Count the lines below that contain the word "role", and give only that number.

--- EXTRACTED DATA ---

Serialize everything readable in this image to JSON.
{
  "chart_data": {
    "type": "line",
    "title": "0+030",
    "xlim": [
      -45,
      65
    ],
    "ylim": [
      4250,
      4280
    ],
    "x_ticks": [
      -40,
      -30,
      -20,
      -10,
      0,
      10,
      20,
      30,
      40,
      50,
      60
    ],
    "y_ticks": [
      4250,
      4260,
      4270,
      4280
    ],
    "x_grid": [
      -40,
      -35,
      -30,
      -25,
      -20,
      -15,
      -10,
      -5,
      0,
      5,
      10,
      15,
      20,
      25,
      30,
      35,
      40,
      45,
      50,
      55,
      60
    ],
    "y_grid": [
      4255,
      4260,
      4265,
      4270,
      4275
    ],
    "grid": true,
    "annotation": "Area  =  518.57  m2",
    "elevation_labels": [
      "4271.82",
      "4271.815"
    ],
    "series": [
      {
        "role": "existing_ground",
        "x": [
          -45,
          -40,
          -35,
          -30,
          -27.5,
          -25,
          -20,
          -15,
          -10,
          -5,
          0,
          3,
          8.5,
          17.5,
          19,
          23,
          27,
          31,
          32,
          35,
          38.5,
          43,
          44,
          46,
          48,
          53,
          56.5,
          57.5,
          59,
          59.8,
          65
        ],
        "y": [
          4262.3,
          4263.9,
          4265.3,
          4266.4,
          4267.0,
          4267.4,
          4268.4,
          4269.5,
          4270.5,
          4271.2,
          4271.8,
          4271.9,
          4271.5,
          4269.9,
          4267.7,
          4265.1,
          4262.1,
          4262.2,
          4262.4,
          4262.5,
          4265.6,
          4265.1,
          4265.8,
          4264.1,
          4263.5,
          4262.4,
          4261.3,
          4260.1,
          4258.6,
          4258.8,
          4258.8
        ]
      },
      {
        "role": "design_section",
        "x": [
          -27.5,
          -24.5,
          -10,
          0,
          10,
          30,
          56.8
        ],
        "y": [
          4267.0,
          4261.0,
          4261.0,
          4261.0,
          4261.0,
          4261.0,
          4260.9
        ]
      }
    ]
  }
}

---

**ANSWER TO THE EXERCISE:** 2